=== Items ===

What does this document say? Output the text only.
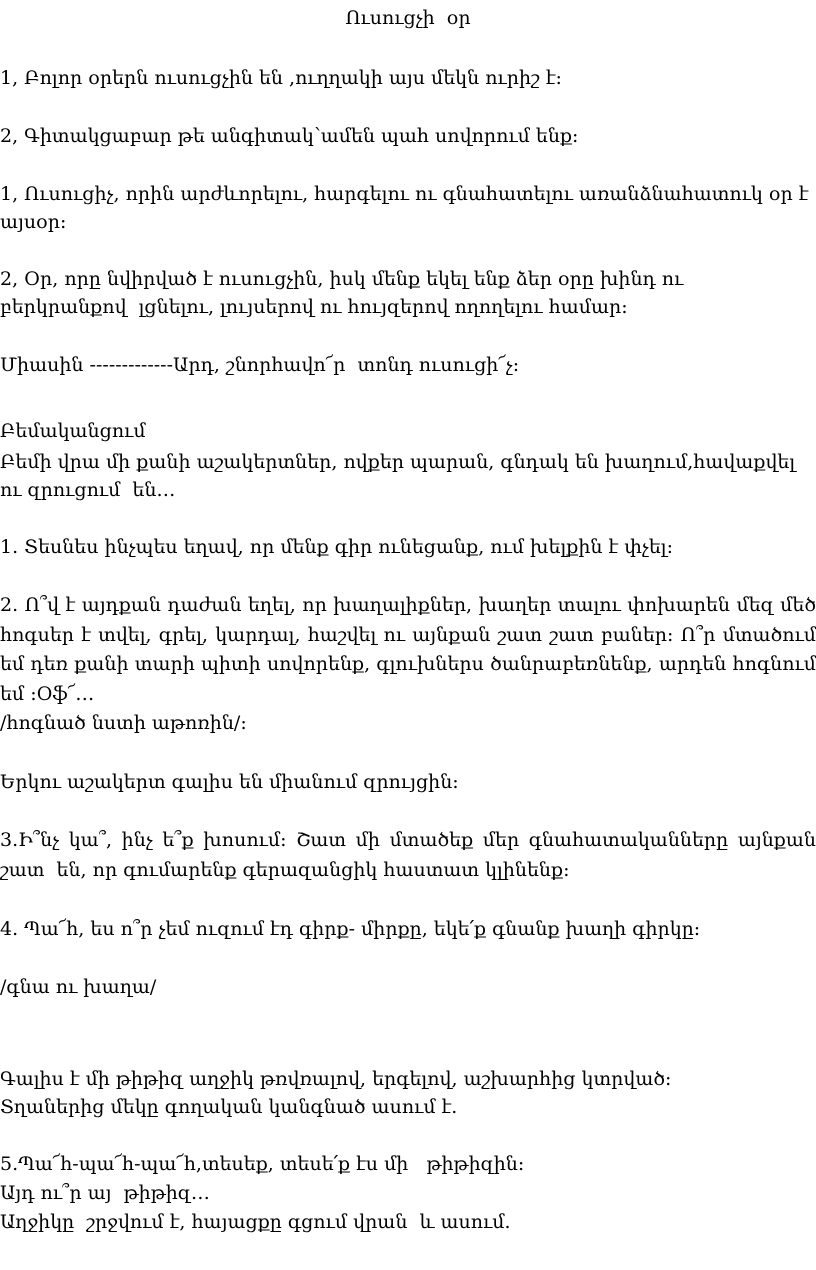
Ուսուցչի  օր

1, Բոլոր օրերն ուսուցչին են ,ուղղակի այս մեկն ուրիշ է:

2, Գիտակցաբար թե անգիտակ՝ամեն պահ սովորում ենք:

1, Ուսուցիչ, որին արժևորելու, հարգելու ու գնահատելու առանձնահատուկ օր է

այսօր:

2, Օր, որը նվիրված է ուսուցչին, իսկ մենք եկել ենք ձեր օրը խինդ ու

բերկրանքով  լցնելու, լույսերով ու հույզերով ողողելու համար:

Միասին -------------Արդ, շնորհավո՜ր  տոնդ ուսուցի՜չ:

Բեմականցում

Բեմի վրա մի քանի աշակերտներ, ովքեր պարան, գնդակ են խաղում,հավաքվել

ու զրուցում  են…

1. Տեսնես ինչպես եղավ, որ մենք գիր ունեցանք, ում խելքին է փչել:

2. Ո՞վ է այդքան դաժան եղել, որ խաղալիքներ, խաղեր տալու փոխարեն մեզ մեծ

հոգսեր է տվել, գրել, կարդալ, հաշվել ու այնքան շատ շատ բաներ: Ո՞ր մտածում

եմ դեռ քանի տարի պիտի սովորենք, գլուխներս ծանրաբեռնենք, արդեն հոգնում

եմ :Օֆ՜…

/հոգնած նստի աթոռին/:

Երկու աշակերտ գալիս են միանում զրույցին:

3.Ի՞նչ կա՞, ինչ ե՞ք խոսում: Շատ մի մտածեք մեր գնահատականները այնքան

շատ  են, որ գումարենք գերազանցիկ հաստատ կլինենք:

4. Պա՜հ, ես ո՞ր չեմ ուզում էդ գիրք- միրքը, եկե՛ք գնանք խաղի գիրկը:

/գնա ու խաղա/

Գալիս է մի թիթիզ աղջիկ թռվռալով, երգելով, աշխարհից կտրված:

Տղաներից մեկը գողական կանգնած ասում է.

5.Պա՜հ-պա՜հ-պա՜հ,տեսեք, տեսե՛ք էս մի   թիթիզին:

Այդ ու՞ր այ  թիթիզ…

Աղջիկը  շրջվում է, հայացքը գցում վրան  և ասում.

===

Exercise description ::
Repeat each entry exactly as given; no pictures belong in the copy.

Final result ::
What does this document say? Output the text only.
Ուսուցչի  օր

1, Բոլոր օրերն ուսուցչին են ,ուղղակի այս մեկն ուրիշ է:

2, Գիտակցաբար թե անգիտակ՝ամեն պահ սովորում ենք:

1, Ուսուցիչ, որին արժևորելու, հարգելու ու գնահատելու առանձնահատուկ օր է

այսօր:

2, Օր, որը նվիրված է ուսուցչին, իսկ մենք եկել ենք ձեր օրը խինդ ու

բերկրանքով  լցնելու, լույսերով ու հույզերով ողողելու համար:

Միասին -------------Արդ, շնորհավո՜ր  տոնդ ուսուցի՜չ:

Բեմականցում

Բեմի վրա մի քանի աշակերտներ, ովքեր պարան, գնդակ են խաղում,հավաքվել

ու զրուցում  են…

1. Տեսնես ինչպես եղավ, որ մենք գիր ունեցանք, ում խելքին է փչել:

2. Ո՞վ է այդքան դաժան եղել, որ խաղալիքներ, խաղեր տալու փոխարեն մեզ մեծ

հոգսեր է տվել, գրել, կարդալ, հաշվել ու այնքան շատ շատ բաներ: Ո՞ր մտածում

եմ դեռ քանի տարի պիտի սովորենք, գլուխներս ծանրաբեռնենք, արդեն հոգնում

եմ :Օֆ՜…

/հոգնած նստի աթոռին/:

Երկու աշակերտ գալիս են միանում զրույցին:

3.Ի՞նչ կա՞, ինչ ե՞ք խոսում: Շատ մի մտածեք մեր գնահատականները այնքան

շատ  են, որ գումարենք գերազանցիկ հաստատ կլինենք:

4. Պա՜հ, ես ո՞ր չեմ ուզում էդ գիրք- միրքը, եկե՛ք գնանք խաղի գիրկը:

/գնա ու խաղա/

Գալիս է մի թիթիզ աղջիկ թռվռալով, երգելով, աշխարհից կտրված:

Տղաներից մեկը գողական կանգնած ասում է.

5.Պա՜հ-պա՜հ-պա՜հ,տեսեք, տեսե՛ք էս մի   թիթիզին:

Այդ ու՞ր այ  թիթիզ…

Աղջիկը  շրջվում է, հայացքը գցում վրան  և ասում.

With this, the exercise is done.